**Provided data**
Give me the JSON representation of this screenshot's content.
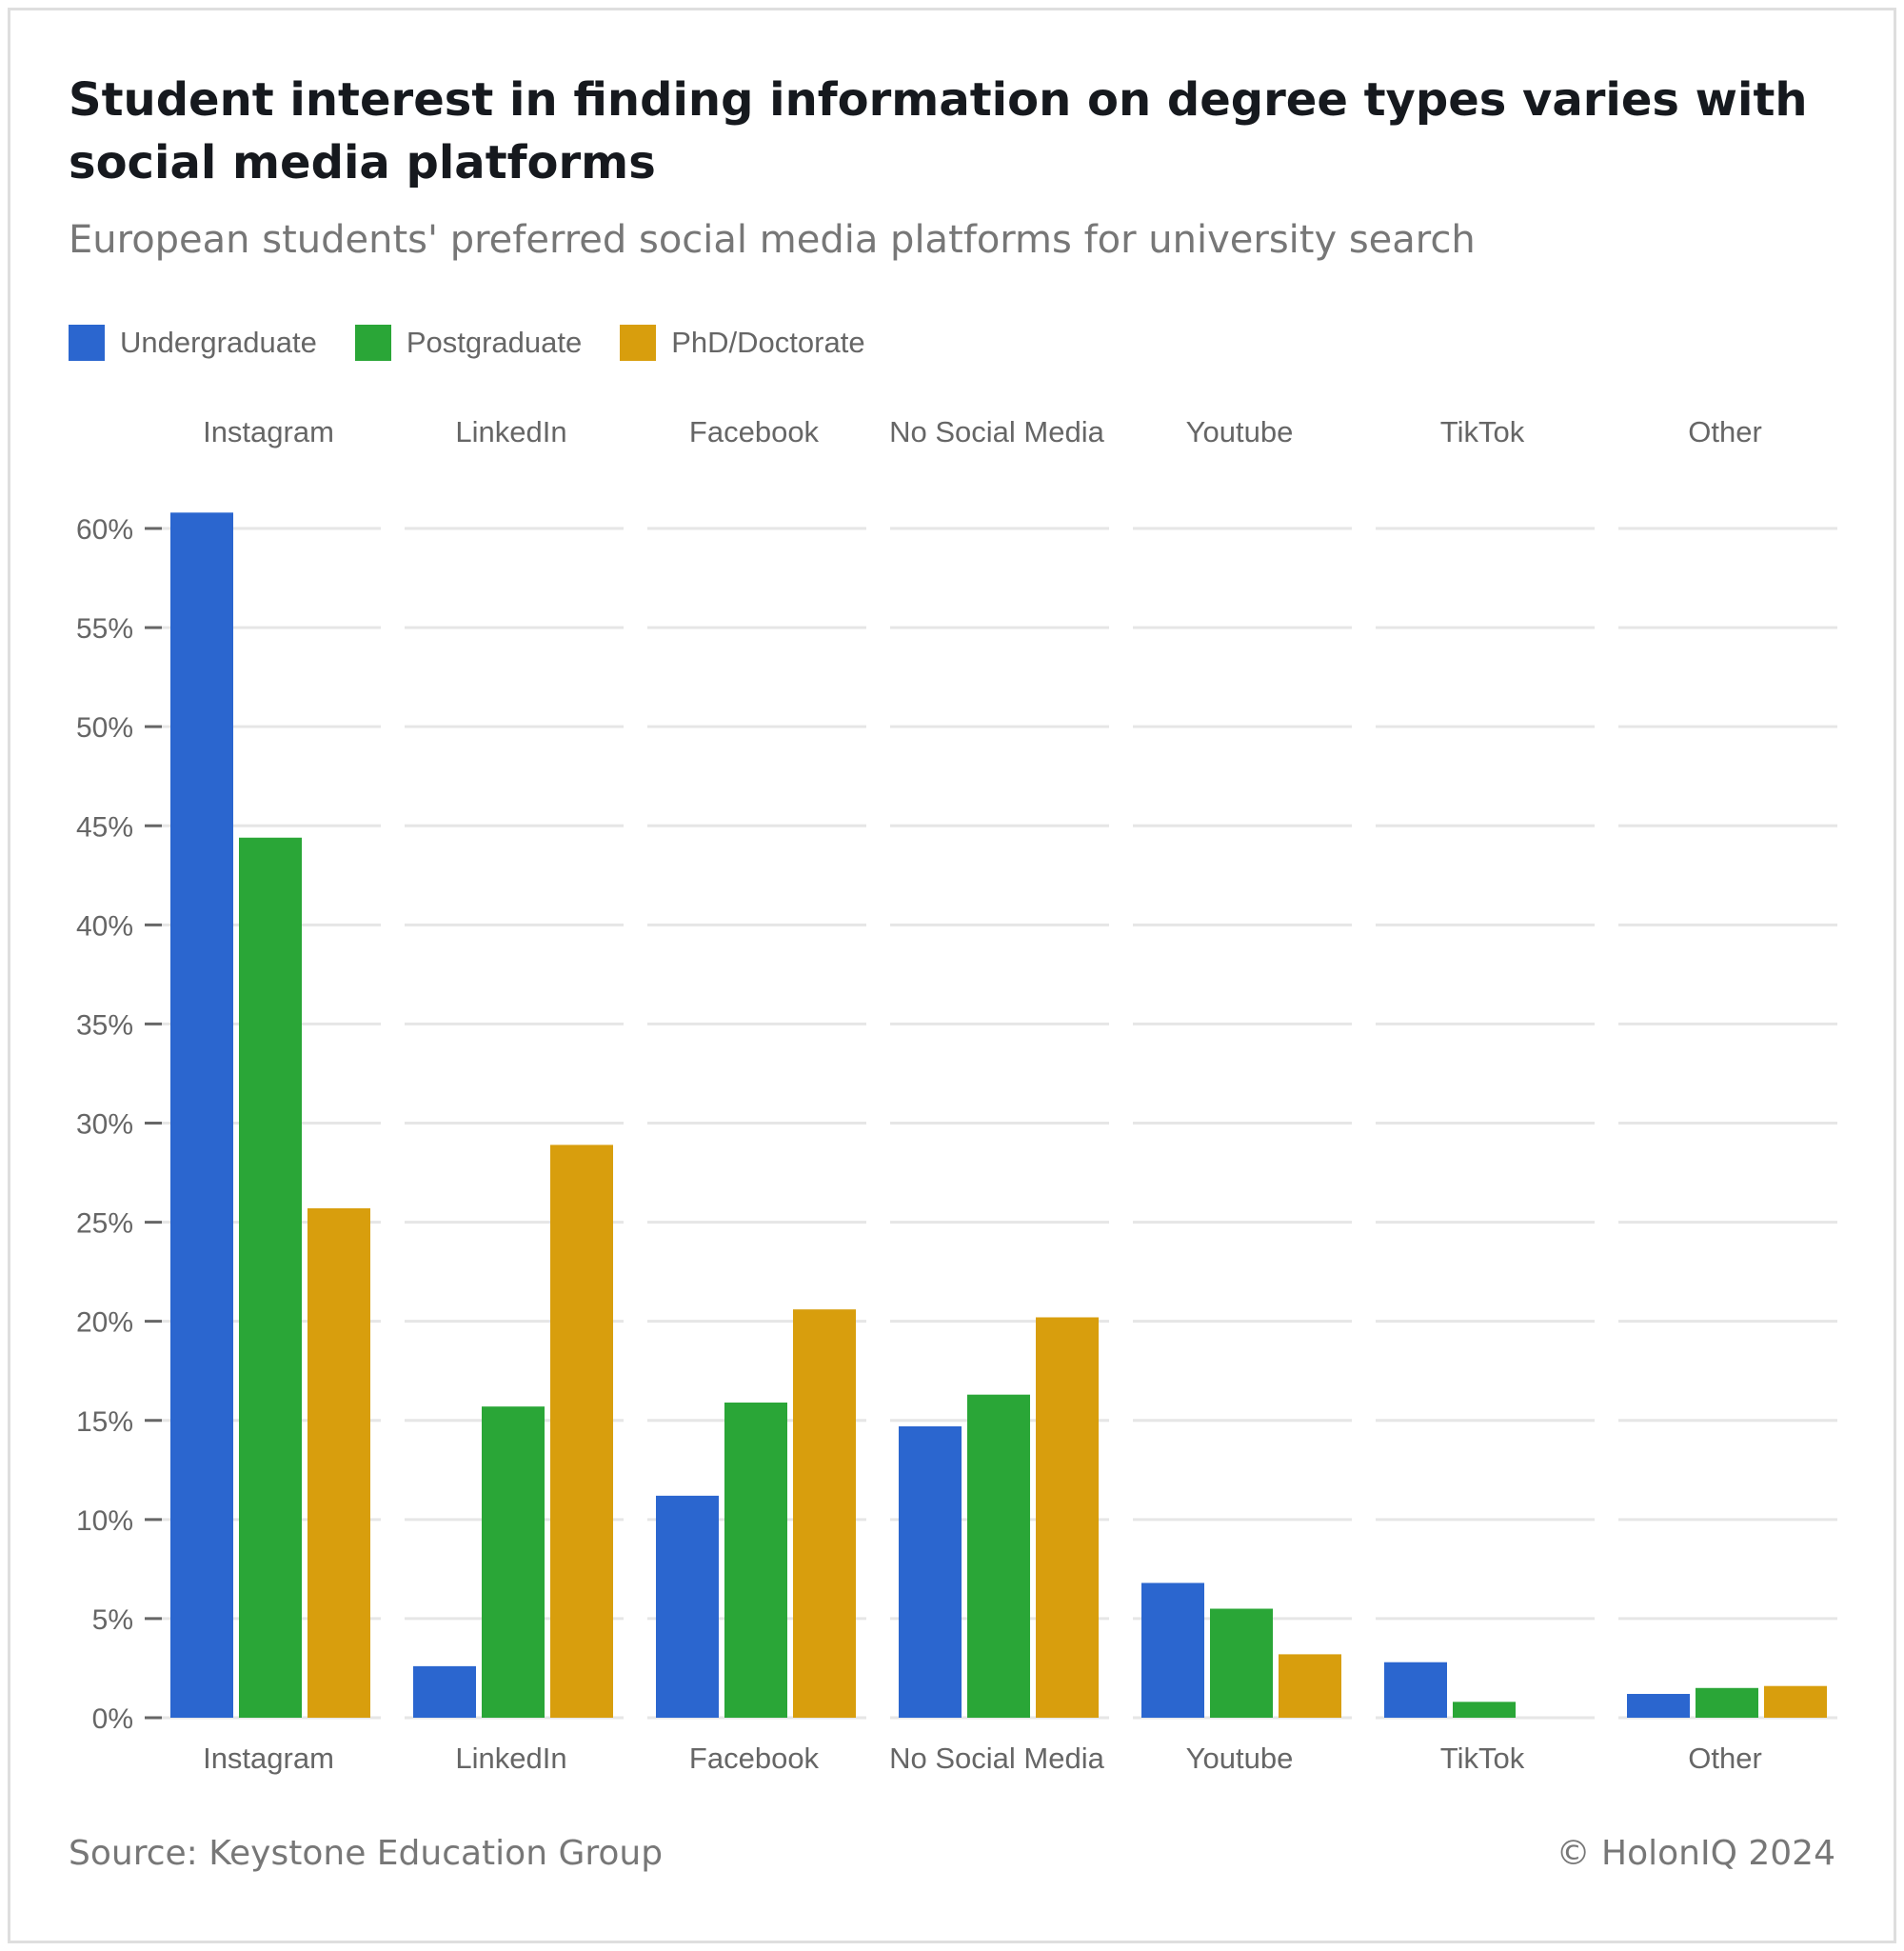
{
  "colors": {
    "undergraduate": "#2b66cf",
    "postgraduate": "#2aa637",
    "phd": "#d89e0d",
    "gridline": "#e6e6e6",
    "axis_text": "#666666"
  },
  "chart_data": {
    "type": "bar",
    "title": "Student interest in finding information on degree types varies with social media platforms",
    "subtitle": "European students' preferred social media platforms for university search",
    "categories": [
      "Instagram",
      "LinkedIn",
      "Facebook",
      "No Social Media",
      "Youtube",
      "TikTok",
      "Other"
    ],
    "series": [
      {
        "name": "Undergraduate",
        "values": [
          60.8,
          2.6,
          11.2,
          14.7,
          6.8,
          2.8,
          1.2
        ]
      },
      {
        "name": "Postgraduate",
        "values": [
          44.4,
          15.7,
          15.9,
          16.3,
          5.5,
          0.8,
          1.5
        ]
      },
      {
        "name": "PhD/Doctorate",
        "values": [
          25.7,
          28.9,
          20.6,
          20.2,
          3.2,
          0.0,
          1.6
        ]
      }
    ],
    "y_ticks": [
      "0%",
      "5%",
      "10%",
      "15%",
      "20%",
      "25%",
      "30%",
      "35%",
      "40%",
      "45%",
      "50%",
      "55%",
      "60%"
    ],
    "ylim": [
      0,
      60
    ],
    "xlabel": "",
    "ylabel": "",
    "grid": true,
    "legend": "top-left",
    "category_labels_position": "top and bottom"
  },
  "footer": {
    "source": "Source: Keystone Education Group",
    "copyright": "© HolonIQ 2024"
  }
}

**Job**
Copy the listing in full and without alteration, omitting every picture.

**Response to the task**
Give me the JSON representation of this screenshot's content.
{
  "colors": {
    "undergraduate": "#2b66cf",
    "postgraduate": "#2aa637",
    "phd": "#d89e0d",
    "gridline": "#e6e6e6",
    "axis_text": "#666666"
  },
  "chart_data": {
    "type": "bar",
    "title": "Student interest in finding information on degree types varies with social media platforms",
    "subtitle": "European students' preferred social media platforms for university search",
    "categories": [
      "Instagram",
      "LinkedIn",
      "Facebook",
      "No Social Media",
      "Youtube",
      "TikTok",
      "Other"
    ],
    "series": [
      {
        "name": "Undergraduate",
        "values": [
          60.8,
          2.6,
          11.2,
          14.7,
          6.8,
          2.8,
          1.2
        ]
      },
      {
        "name": "Postgraduate",
        "values": [
          44.4,
          15.7,
          15.9,
          16.3,
          5.5,
          0.8,
          1.5
        ]
      },
      {
        "name": "PhD/Doctorate",
        "values": [
          25.7,
          28.9,
          20.6,
          20.2,
          3.2,
          0.0,
          1.6
        ]
      }
    ],
    "y_ticks": [
      "0%",
      "5%",
      "10%",
      "15%",
      "20%",
      "25%",
      "30%",
      "35%",
      "40%",
      "45%",
      "50%",
      "55%",
      "60%"
    ],
    "ylim": [
      0,
      60
    ],
    "xlabel": "",
    "ylabel": "",
    "grid": true,
    "legend": "top-left",
    "category_labels_position": "top and bottom"
  },
  "footer": {
    "source": "Source: Keystone Education Group",
    "copyright": "© HolonIQ 2024"
  }
}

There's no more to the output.